• _The task_: Reproduce the records exactly.

Dataset entries on figures:
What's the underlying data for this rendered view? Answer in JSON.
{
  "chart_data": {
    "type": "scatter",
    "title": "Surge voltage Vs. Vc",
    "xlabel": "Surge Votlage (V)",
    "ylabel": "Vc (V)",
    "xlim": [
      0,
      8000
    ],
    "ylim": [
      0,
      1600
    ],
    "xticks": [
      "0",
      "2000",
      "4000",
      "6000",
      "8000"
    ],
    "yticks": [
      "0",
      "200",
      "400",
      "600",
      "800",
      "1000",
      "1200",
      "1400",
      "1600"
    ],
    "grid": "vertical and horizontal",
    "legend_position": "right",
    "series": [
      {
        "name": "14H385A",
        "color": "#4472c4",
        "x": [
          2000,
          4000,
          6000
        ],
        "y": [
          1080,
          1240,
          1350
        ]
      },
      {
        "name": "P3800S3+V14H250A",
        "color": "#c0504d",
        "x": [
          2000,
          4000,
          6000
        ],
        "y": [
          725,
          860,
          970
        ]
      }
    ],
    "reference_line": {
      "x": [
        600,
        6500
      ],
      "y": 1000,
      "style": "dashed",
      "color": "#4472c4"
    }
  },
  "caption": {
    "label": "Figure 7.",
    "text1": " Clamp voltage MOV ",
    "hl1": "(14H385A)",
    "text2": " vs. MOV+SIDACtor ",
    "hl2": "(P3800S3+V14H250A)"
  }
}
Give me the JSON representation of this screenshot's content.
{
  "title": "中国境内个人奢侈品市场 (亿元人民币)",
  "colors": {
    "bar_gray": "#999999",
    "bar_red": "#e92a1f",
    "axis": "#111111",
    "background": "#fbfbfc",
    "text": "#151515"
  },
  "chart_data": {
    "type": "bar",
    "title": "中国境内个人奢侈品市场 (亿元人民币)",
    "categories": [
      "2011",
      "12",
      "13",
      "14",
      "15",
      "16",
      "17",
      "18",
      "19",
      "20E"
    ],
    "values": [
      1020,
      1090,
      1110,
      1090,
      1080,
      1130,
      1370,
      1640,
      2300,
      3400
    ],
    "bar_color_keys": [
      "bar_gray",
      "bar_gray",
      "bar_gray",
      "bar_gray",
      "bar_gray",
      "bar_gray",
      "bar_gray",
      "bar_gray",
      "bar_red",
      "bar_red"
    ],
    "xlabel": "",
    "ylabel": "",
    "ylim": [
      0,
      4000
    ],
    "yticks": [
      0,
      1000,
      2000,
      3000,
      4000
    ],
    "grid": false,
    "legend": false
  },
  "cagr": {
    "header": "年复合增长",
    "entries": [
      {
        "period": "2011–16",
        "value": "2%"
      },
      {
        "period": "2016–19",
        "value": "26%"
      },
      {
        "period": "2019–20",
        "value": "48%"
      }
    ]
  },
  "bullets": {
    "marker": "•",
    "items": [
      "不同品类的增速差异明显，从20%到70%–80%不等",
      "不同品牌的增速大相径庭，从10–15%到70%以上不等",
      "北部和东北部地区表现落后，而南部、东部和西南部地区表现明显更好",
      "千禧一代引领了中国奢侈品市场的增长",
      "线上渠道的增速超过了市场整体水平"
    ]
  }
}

• _Answer_:
What's the underlying data for this rendered view? Answer in JSON.
{
  "chart_data": {
    "type": "scatter",
    "title": "Surge voltage Vs. Vc",
    "xlabel": "Surge Votlage (V)",
    "ylabel": "Vc (V)",
    "xlim": [
      0,
      8000
    ],
    "ylim": [
      0,
      1600
    ],
    "xticks": [
      "0",
      "2000",
      "4000",
      "6000",
      "8000"
    ],
    "yticks": [
      "0",
      "200",
      "400",
      "600",
      "800",
      "1000",
      "1200",
      "1400",
      "1600"
    ],
    "grid": "vertical and horizontal",
    "legend_position": "right",
    "series": [
      {
        "name": "14H385A",
        "color": "#4472c4",
        "x": [
          2000,
          4000,
          6000
        ],
        "y": [
          1080,
          1240,
          1350
        ]
      },
      {
        "name": "P3800S3+V14H250A",
        "color": "#c0504d",
        "x": [
          2000,
          4000,
          6000
        ],
        "y": [
          725,
          860,
          970
        ]
      }
    ],
    "reference_line": {
      "x": [
        600,
        6500
      ],
      "y": 1000,
      "style": "dashed",
      "color": "#4472c4"
    }
  },
  "caption": {
    "label": "Figure 7.",
    "text1": " Clamp voltage MOV ",
    "hl1": "(14H385A)",
    "text2": " vs. MOV+SIDACtor ",
    "hl2": "(P3800S3+V14H250A)"
  }
}
Give me the JSON representation of this screenshot's content.
{
  "title": "中国境内个人奢侈品市场 (亿元人民币)",
  "colors": {
    "bar_gray": "#999999",
    "bar_red": "#e92a1f",
    "axis": "#111111",
    "background": "#fbfbfc",
    "text": "#151515"
  },
  "chart_data": {
    "type": "bar",
    "title": "中国境内个人奢侈品市场 (亿元人民币)",
    "categories": [
      "2011",
      "12",
      "13",
      "14",
      "15",
      "16",
      "17",
      "18",
      "19",
      "20E"
    ],
    "values": [
      1020,
      1090,
      1110,
      1090,
      1080,
      1130,
      1370,
      1640,
      2300,
      3400
    ],
    "bar_color_keys": [
      "bar_gray",
      "bar_gray",
      "bar_gray",
      "bar_gray",
      "bar_gray",
      "bar_gray",
      "bar_gray",
      "bar_gray",
      "bar_red",
      "bar_red"
    ],
    "xlabel": "",
    "ylabel": "",
    "ylim": [
      0,
      4000
    ],
    "yticks": [
      0,
      1000,
      2000,
      3000,
      4000
    ],
    "grid": false,
    "legend": false
  },
  "cagr": {
    "header": "年复合增长",
    "entries": [
      {
        "period": "2011–16",
        "value": "2%"
      },
      {
        "period": "2016–19",
        "value": "26%"
      },
      {
        "period": "2019–20",
        "value": "48%"
      }
    ]
  },
  "bullets": {
    "marker": "•",
    "items": [
      "不同品类的增速差异明显，从20%到70%–80%不等",
      "不同品牌的增速大相径庭，从10–15%到70%以上不等",
      "北部和东北部地区表现落后，而南部、东部和西南部地区表现明显更好",
      "千禧一代引领了中国奢侈品市场的增长",
      "线上渠道的增速超过了市场整体水平"
    ]
  }
}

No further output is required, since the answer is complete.